==== MATERIALS PROVIDED

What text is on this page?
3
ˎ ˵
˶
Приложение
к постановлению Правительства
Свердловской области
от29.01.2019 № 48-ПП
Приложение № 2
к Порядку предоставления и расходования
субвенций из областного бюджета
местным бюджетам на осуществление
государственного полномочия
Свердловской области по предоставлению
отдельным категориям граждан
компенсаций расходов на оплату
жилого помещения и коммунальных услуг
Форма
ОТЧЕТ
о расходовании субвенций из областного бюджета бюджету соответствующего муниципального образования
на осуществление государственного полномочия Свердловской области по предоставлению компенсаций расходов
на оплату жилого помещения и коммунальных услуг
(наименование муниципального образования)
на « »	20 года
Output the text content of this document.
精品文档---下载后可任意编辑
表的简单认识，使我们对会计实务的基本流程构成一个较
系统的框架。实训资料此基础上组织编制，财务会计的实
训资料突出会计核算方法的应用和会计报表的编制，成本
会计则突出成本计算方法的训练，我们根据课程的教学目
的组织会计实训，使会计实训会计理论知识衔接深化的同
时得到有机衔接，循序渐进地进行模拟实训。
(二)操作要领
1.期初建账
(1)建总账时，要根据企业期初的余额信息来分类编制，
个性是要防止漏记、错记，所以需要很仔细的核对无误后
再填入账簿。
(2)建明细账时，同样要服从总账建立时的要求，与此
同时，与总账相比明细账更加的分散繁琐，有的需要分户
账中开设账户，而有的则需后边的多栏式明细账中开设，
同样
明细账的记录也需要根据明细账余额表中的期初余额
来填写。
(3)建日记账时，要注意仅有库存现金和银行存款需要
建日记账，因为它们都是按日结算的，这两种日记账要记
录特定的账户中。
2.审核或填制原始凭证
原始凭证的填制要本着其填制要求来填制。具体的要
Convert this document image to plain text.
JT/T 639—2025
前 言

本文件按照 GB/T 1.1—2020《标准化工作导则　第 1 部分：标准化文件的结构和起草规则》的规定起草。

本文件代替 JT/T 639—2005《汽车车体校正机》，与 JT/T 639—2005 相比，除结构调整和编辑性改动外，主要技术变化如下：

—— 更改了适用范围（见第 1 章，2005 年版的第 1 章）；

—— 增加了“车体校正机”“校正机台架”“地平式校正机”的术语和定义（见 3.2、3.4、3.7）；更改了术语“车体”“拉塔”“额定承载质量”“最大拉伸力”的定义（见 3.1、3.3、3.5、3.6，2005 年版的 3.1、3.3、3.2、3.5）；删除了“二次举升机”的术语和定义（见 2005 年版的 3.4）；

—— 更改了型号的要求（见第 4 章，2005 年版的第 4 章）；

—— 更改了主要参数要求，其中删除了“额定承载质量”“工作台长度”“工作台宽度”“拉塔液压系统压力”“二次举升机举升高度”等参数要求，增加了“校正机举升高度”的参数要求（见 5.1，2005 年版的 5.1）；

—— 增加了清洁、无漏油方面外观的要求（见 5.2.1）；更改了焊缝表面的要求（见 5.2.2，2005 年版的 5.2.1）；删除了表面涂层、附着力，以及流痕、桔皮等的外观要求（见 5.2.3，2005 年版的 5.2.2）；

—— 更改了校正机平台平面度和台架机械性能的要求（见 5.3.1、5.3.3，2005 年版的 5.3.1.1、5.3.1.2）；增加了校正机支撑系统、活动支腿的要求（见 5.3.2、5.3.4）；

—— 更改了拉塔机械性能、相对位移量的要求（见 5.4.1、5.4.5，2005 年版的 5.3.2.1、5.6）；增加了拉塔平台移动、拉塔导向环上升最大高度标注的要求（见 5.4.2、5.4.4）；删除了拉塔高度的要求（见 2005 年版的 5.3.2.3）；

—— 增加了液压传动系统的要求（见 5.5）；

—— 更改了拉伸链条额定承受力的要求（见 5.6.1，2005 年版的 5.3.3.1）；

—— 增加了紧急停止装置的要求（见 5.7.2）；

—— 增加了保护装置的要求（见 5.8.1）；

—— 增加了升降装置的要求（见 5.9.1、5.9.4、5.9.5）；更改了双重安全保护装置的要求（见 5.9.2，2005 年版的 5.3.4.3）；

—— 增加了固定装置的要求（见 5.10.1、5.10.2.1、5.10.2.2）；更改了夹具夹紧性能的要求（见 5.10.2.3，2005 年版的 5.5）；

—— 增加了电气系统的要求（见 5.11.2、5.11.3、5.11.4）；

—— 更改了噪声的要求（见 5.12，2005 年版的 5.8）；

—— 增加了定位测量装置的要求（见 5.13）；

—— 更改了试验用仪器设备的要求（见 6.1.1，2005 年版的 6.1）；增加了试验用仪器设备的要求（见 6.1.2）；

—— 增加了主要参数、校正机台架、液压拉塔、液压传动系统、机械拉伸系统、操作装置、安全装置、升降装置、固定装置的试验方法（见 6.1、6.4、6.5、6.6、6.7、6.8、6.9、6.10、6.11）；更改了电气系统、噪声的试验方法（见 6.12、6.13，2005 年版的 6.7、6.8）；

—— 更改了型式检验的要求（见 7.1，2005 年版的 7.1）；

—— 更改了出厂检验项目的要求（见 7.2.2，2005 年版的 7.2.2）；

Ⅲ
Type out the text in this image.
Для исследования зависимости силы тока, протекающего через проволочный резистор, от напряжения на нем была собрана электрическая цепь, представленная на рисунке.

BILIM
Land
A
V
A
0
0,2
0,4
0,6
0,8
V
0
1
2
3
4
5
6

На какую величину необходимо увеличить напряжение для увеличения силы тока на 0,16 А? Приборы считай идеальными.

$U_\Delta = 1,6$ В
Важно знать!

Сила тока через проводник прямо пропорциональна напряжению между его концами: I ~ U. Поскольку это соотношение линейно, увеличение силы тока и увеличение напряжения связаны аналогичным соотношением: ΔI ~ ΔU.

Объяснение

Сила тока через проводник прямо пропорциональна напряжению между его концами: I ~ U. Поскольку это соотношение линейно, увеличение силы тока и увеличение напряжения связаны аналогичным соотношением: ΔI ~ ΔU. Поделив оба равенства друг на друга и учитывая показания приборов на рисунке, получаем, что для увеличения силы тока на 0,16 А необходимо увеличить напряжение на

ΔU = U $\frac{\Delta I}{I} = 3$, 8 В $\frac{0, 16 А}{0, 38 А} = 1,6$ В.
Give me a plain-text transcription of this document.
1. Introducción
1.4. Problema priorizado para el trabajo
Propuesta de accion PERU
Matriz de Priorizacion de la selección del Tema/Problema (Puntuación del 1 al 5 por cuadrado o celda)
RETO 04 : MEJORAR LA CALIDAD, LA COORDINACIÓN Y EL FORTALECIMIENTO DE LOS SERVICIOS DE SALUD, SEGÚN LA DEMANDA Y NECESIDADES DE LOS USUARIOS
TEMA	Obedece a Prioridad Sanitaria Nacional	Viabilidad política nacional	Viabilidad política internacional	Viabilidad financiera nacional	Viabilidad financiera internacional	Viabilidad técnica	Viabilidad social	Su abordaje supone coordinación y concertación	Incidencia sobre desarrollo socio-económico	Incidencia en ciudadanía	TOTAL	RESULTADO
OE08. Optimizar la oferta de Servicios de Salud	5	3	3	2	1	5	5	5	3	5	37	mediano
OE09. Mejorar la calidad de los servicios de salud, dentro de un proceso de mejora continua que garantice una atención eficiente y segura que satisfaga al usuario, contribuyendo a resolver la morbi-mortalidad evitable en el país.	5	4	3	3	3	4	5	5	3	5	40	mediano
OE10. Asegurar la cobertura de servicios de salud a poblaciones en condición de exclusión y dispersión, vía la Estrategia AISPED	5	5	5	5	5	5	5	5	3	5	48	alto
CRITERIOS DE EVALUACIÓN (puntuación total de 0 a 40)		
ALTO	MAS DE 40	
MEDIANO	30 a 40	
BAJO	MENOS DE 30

========

PROMPT – Working from the material above, retype it in its entirety without change.

SOLUTION FOR THIS PROBLEM –
What text is on this page?
3
ˎ ˵
˶
Приложение
к постановлению Правительства
Свердловской области
от29.01.2019 № 48-ПП
Приложение № 2
к Порядку предоставления и расходования
субвенций из областного бюджета
местным бюджетам на осуществление
государственного полномочия
Свердловской области по предоставлению
отдельным категориям граждан
компенсаций расходов на оплату
жилого помещения и коммунальных услуг
Форма
ОТЧЕТ
о расходовании субвенций из областного бюджета бюджету соответствующего муниципального образования
на осуществление государственного полномочия Свердловской области по предоставлению компенсаций расходов
на оплату жилого помещения и коммунальных услуг
(наименование муниципального образования)
на « »	20 года
Output the text content of this document.
精品文档---下载后可任意编辑
表的简单认识，使我们对会计实务的基本流程构成一个较
系统的框架。实训资料此基础上组织编制，财务会计的实
训资料突出会计核算方法的应用和会计报表的编制，成本
会计则突出成本计算方法的训练，我们根据课程的教学目
的组织会计实训，使会计实训会计理论知识衔接深化的同
时得到有机衔接，循序渐进地进行模拟实训。
(二)操作要领
1.期初建账
(1)建总账时，要根据企业期初的余额信息来分类编制，
个性是要防止漏记、错记，所以需要很仔细的核对无误后
再填入账簿。
(2)建明细账时，同样要服从总账建立时的要求，与此
同时，与总账相比明细账更加的分散繁琐，有的需要分户
账中开设账户，而有的则需后边的多栏式明细账中开设，
同样
明细账的记录也需要根据明细账余额表中的期初余额
来填写。
(3)建日记账时，要注意仅有库存现金和银行存款需要
建日记账，因为它们都是按日结算的，这两种日记账要记
录特定的账户中。
2.审核或填制原始凭证
原始凭证的填制要本着其填制要求来填制。具体的要
Convert this document image to plain text.
JT/T 639—2025
前 言

本文件按照 GB/T 1.1—2020《标准化工作导则　第 1 部分：标准化文件的结构和起草规则》的规定起草。

本文件代替 JT/T 639—2005《汽车车体校正机》，与 JT/T 639—2005 相比，除结构调整和编辑性改动外，主要技术变化如下：

—— 更改了适用范围（见第 1 章，2005 年版的第 1 章）；

—— 增加了“车体校正机”“校正机台架”“地平式校正机”的术语和定义（见 3.2、3.4、3.7）；更改了术语“车体”“拉塔”“额定承载质量”“最大拉伸力”的定义（见 3.1、3.3、3.5、3.6，2005 年版的 3.1、3.3、3.2、3.5）；删除了“二次举升机”的术语和定义（见 2005 年版的 3.4）；

—— 更改了型号的要求（见第 4 章，2005 年版的第 4 章）；

—— 更改了主要参数要求，其中删除了“额定承载质量”“工作台长度”“工作台宽度”“拉塔液压系统压力”“二次举升机举升高度”等参数要求，增加了“校正机举升高度”的参数要求（见 5.1，2005 年版的 5.1）；

—— 增加了清洁、无漏油方面外观的要求（见 5.2.1）；更改了焊缝表面的要求（见 5.2.2，2005 年版的 5.2.1）；删除了表面涂层、附着力，以及流痕、桔皮等的外观要求（见 5.2.3，2005 年版的 5.2.2）；

—— 更改了校正机平台平面度和台架机械性能的要求（见 5.3.1、5.3.3，2005 年版的 5.3.1.1、5.3.1.2）；增加了校正机支撑系统、活动支腿的要求（见 5.3.2、5.3.4）；

—— 更改了拉塔机械性能、相对位移量的要求（见 5.4.1、5.4.5，2005 年版的 5.3.2.1、5.6）；增加了拉塔平台移动、拉塔导向环上升最大高度标注的要求（见 5.4.2、5.4.4）；删除了拉塔高度的要求（见 2005 年版的 5.3.2.3）；

—— 增加了液压传动系统的要求（见 5.5）；

—— 更改了拉伸链条额定承受力的要求（见 5.6.1，2005 年版的 5.3.3.1）；

—— 增加了紧急停止装置的要求（见 5.7.2）；

—— 增加了保护装置的要求（见 5.8.1）；

—— 增加了升降装置的要求（见 5.9.1、5.9.4、5.9.5）；更改了双重安全保护装置的要求（见 5.9.2，2005 年版的 5.3.4.3）；

—— 增加了固定装置的要求（见 5.10.1、5.10.2.1、5.10.2.2）；更改了夹具夹紧性能的要求（见 5.10.2.3，2005 年版的 5.5）；

—— 增加了电气系统的要求（见 5.11.2、5.11.3、5.11.4）；

—— 更改了噪声的要求（见 5.12，2005 年版的 5.8）；

—— 增加了定位测量装置的要求（见 5.13）；

—— 更改了试验用仪器设备的要求（见 6.1.1，2005 年版的 6.1）；增加了试验用仪器设备的要求（见 6.1.2）；

—— 增加了主要参数、校正机台架、液压拉塔、液压传动系统、机械拉伸系统、操作装置、安全装置、升降装置、固定装置的试验方法（见 6.1、6.4、6.5、6.6、6.7、6.8、6.9、6.10、6.11）；更改了电气系统、噪声的试验方法（见 6.12、6.13，2005 年版的 6.7、6.8）；

—— 更改了型式检验的要求（见 7.1，2005 年版的 7.1）；

—— 更改了出厂检验项目的要求（见 7.2.2，2005 年版的 7.2.2）；

Ⅲ
Type out the text in this image.
Для исследования зависимости силы тока, протекающего через проволочный резистор, от напряжения на нем была собрана электрическая цепь, представленная на рисунке.

BILIM
Land
A
V
A
0
0,2
0,4
0,6
0,8
V
0
1
2
3
4
5
6

На какую величину необходимо увеличить напряжение для увеличения силы тока на 0,16 А? Приборы считай идеальными.

$U_\Delta = 1,6$ В
Важно знать!

Сила тока через проводник прямо пропорциональна напряжению между его концами: I ~ U. Поскольку это соотношение линейно, увеличение силы тока и увеличение напряжения связаны аналогичным соотношением: ΔI ~ ΔU.

Объяснение

Сила тока через проводник прямо пропорциональна напряжению между его концами: I ~ U. Поскольку это соотношение линейно, увеличение силы тока и увеличение напряжения связаны аналогичным соотношением: ΔI ~ ΔU. Поделив оба равенства друг на друга и учитывая показания приборов на рисунке, получаем, что для увеличения силы тока на 0,16 А необходимо увеличить напряжение на

ΔU = U $\frac{\Delta I}{I} = 3$, 8 В $\frac{0, 16 А}{0, 38 А} = 1,6$ В.
Give me a plain-text transcription of this document.
1. Introducción
1.4. Problema priorizado para el trabajo
Propuesta de accion PERU
Matriz de Priorizacion de la selección del Tema/Problema (Puntuación del 1 al 5 por cuadrado o celda)
RETO 04 : MEJORAR LA CALIDAD, LA COORDINACIÓN Y EL FORTALECIMIENTO DE LOS SERVICIOS DE SALUD, SEGÚN LA DEMANDA Y NECESIDADES DE LOS USUARIOS
TEMA	Obedece a Prioridad Sanitaria Nacional	Viabilidad política nacional	Viabilidad política internacional	Viabilidad financiera nacional	Viabilidad financiera internacional	Viabilidad técnica	Viabilidad social	Su abordaje supone coordinación y concertación	Incidencia sobre desarrollo socio-económico	Incidencia en ciudadanía	TOTAL	RESULTADO
OE08. Optimizar la oferta de Servicios de Salud	5	3	3	2	1	5	5	5	3	5	37	mediano
OE09. Mejorar la calidad de los servicios de salud, dentro de un proceso de mejora continua que garantice una atención eficiente y segura que satisfaga al usuario, contribuyendo a resolver la morbi-mortalidad evitable en el país.	5	4	3	3	3	4	5	5	3	5	40	mediano
OE10. Asegurar la cobertura de servicios de salud a poblaciones en condición de exclusión y dispersión, vía la Estrategia AISPED	5	5	5	5	5	5	5	5	3	5	48	alto
CRITERIOS DE EVALUACIÓN (puntuación total de 0 a 40)		
ALTO	MAS DE 40	
MEDIANO	30 a 40	
BAJO	MENOS DE 30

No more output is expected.